» Task brief: Leaving out the pictures, transcribe all of the records faithfully.

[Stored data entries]
-- START --

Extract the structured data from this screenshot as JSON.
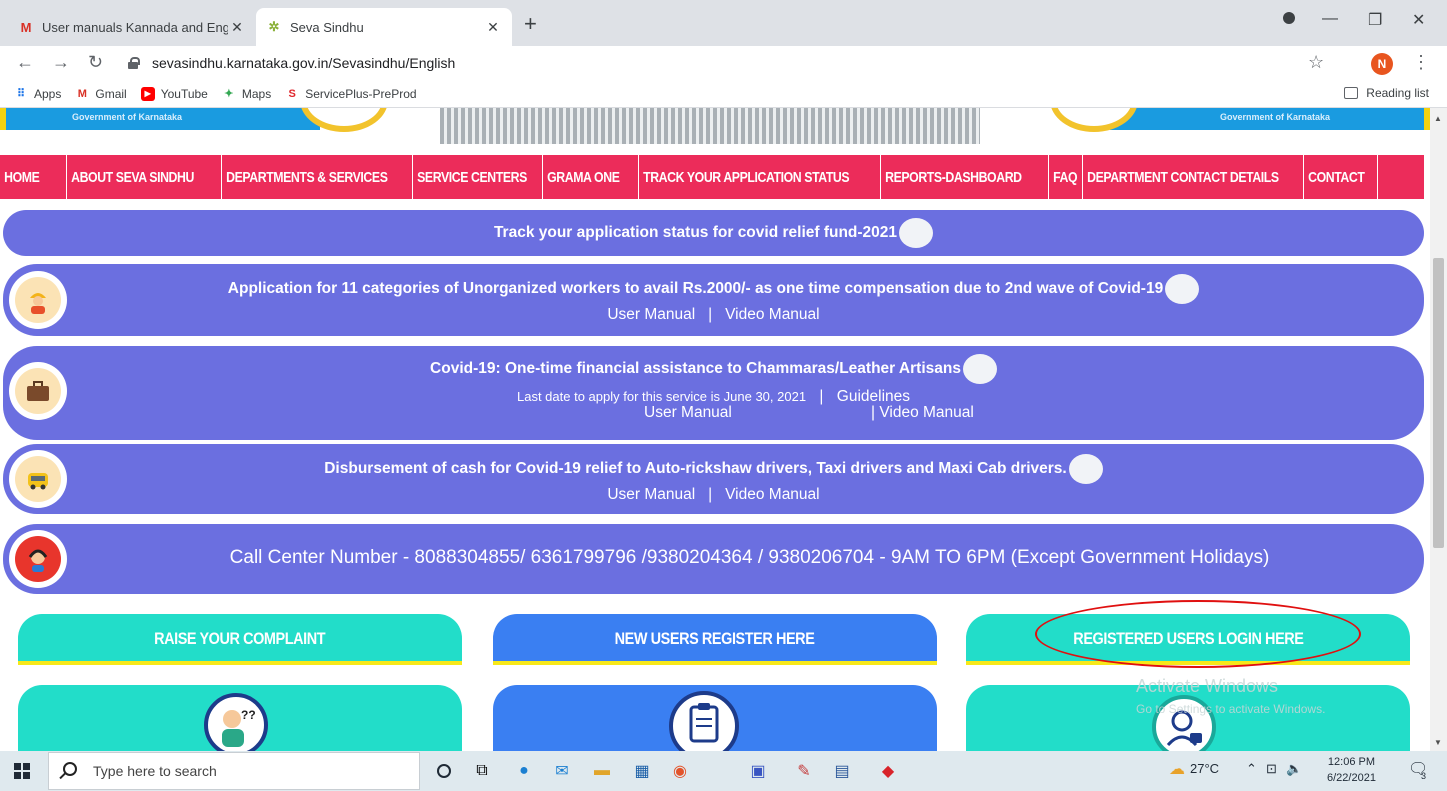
{
  "browser": {
    "tabs": [
      {
        "title": "User manuals Kannada and Engli",
        "active": false
      },
      {
        "title": "Seva Sindhu",
        "active": true
      }
    ],
    "new_tab": "+",
    "url": "sevasindhu.karnataka.gov.in/Sevasindhu/English",
    "profile_initial": "N",
    "bookmarks": [
      "Apps",
      "Gmail",
      "YouTube",
      "Maps",
      "ServicePlus-PreProd"
    ],
    "reading_list": "Reading list"
  },
  "banner": {
    "left_text": "Government of Karnataka",
    "right_text": "Government of Karnataka"
  },
  "menu": [
    "HOME",
    "ABOUT SEVA SINDHU",
    "DEPARTMENTS & SERVICES",
    "SERVICE CENTERS",
    "GRAMA ONE",
    "TRACK YOUR APPLICATION STATUS",
    "REPORTS-DASHBOARD",
    "FAQ",
    "DEPARTMENT CONTACT DETAILS",
    "CONTACT"
  ],
  "notices": {
    "covid_track": "Track your application status for covid relief fund-2021",
    "unorganized": {
      "title": "Application for 11 categories of Unorganized workers to avail Rs.2000/- as one time compensation due to 2nd wave of Covid-19",
      "user_manual": "User Manual",
      "sep": "|",
      "video_manual": "Video Manual"
    },
    "chammaras": {
      "title": "Covid-19: One-time financial assistance to Chammaras/Leather Artisans",
      "last_date": "Last date to apply for this service is June 30, 2021",
      "sep": "|",
      "guidelines": "Guidelines",
      "user_manual": "User Manual",
      "video_manual": "| Video Manual"
    },
    "auto": {
      "title": "Disbursement of cash for Covid-19 relief to Auto-rickshaw drivers, Taxi drivers and Maxi Cab drivers.",
      "user_manual": "User Manual",
      "sep": "|",
      "video_manual": "Video Manual"
    },
    "call_center": "Call Center Number - 8088304855/ 6361799796 /9380204364 / 9380206704 - 9AM TO 6PM (Except Government Holidays)"
  },
  "cards": {
    "complaint": "RAISE YOUR COMPLAINT",
    "register": "NEW USERS REGISTER HERE",
    "login": "REGISTERED USERS LOGIN HERE"
  },
  "watermark": {
    "title": "Activate Windows",
    "sub": "Go to Settings to activate Windows."
  },
  "taskbar": {
    "search_placeholder": "Type here to search",
    "weather": "27°C",
    "time": "12:06 PM",
    "date": "6/22/2021",
    "notifications": "3"
  },
  "colors": {
    "menu_bg": "#ec2c5a",
    "pill_bg": "#6b6fe0",
    "card_teal": "#22ddc9",
    "card_blue": "#3a7ff2",
    "underline_yellow": "#f7e81a",
    "highlight_red": "#e01010"
  },
  "icons": [
    "gmail-icon",
    "seva-sindhu-icon",
    "worker-icon",
    "briefcase-icon",
    "taxi-icon",
    "call-center-icon",
    "complaint-person-icon",
    "clipboard-icon",
    "user-lock-icon"
  ]
}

-- END --

» Exercise answer:
Extract the structured data from this screenshot as JSON.
{
  "browser": {
    "tabs": [
      {
        "title": "User manuals Kannada and Engli",
        "active": false
      },
      {
        "title": "Seva Sindhu",
        "active": true
      }
    ],
    "new_tab": "+",
    "url": "sevasindhu.karnataka.gov.in/Sevasindhu/English",
    "profile_initial": "N",
    "bookmarks": [
      "Apps",
      "Gmail",
      "YouTube",
      "Maps",
      "ServicePlus-PreProd"
    ],
    "reading_list": "Reading list"
  },
  "banner": {
    "left_text": "Government of Karnataka",
    "right_text": "Government of Karnataka"
  },
  "menu": [
    "HOME",
    "ABOUT SEVA SINDHU",
    "DEPARTMENTS & SERVICES",
    "SERVICE CENTERS",
    "GRAMA ONE",
    "TRACK YOUR APPLICATION STATUS",
    "REPORTS-DASHBOARD",
    "FAQ",
    "DEPARTMENT CONTACT DETAILS",
    "CONTACT"
  ],
  "notices": {
    "covid_track": "Track your application status for covid relief fund-2021",
    "unorganized": {
      "title": "Application for 11 categories of Unorganized workers to avail Rs.2000/- as one time compensation due to 2nd wave of Covid-19",
      "user_manual": "User Manual",
      "sep": "|",
      "video_manual": "Video Manual"
    },
    "chammaras": {
      "title": "Covid-19: One-time financial assistance to Chammaras/Leather Artisans",
      "last_date": "Last date to apply for this service is June 30, 2021",
      "sep": "|",
      "guidelines": "Guidelines",
      "user_manual": "User Manual",
      "video_manual": "| Video Manual"
    },
    "auto": {
      "title": "Disbursement of cash for Covid-19 relief to Auto-rickshaw drivers, Taxi drivers and Maxi Cab drivers.",
      "user_manual": "User Manual",
      "sep": "|",
      "video_manual": "Video Manual"
    },
    "call_center": "Call Center Number - 8088304855/ 6361799796 /9380204364 / 9380206704 - 9AM TO 6PM (Except Government Holidays)"
  },
  "cards": {
    "complaint": "RAISE YOUR COMPLAINT",
    "register": "NEW USERS REGISTER HERE",
    "login": "REGISTERED USERS LOGIN HERE"
  },
  "watermark": {
    "title": "Activate Windows",
    "sub": "Go to Settings to activate Windows."
  },
  "taskbar": {
    "search_placeholder": "Type here to search",
    "weather": "27°C",
    "time": "12:06 PM",
    "date": "6/22/2021",
    "notifications": "3"
  },
  "colors": {
    "menu_bg": "#ec2c5a",
    "pill_bg": "#6b6fe0",
    "card_teal": "#22ddc9",
    "card_blue": "#3a7ff2",
    "underline_yellow": "#f7e81a",
    "highlight_red": "#e01010"
  },
  "icons": [
    "gmail-icon",
    "seva-sindhu-icon",
    "worker-icon",
    "briefcase-icon",
    "taxi-icon",
    "call-center-icon",
    "complaint-person-icon",
    "clipboard-icon",
    "user-lock-icon"
  ]
}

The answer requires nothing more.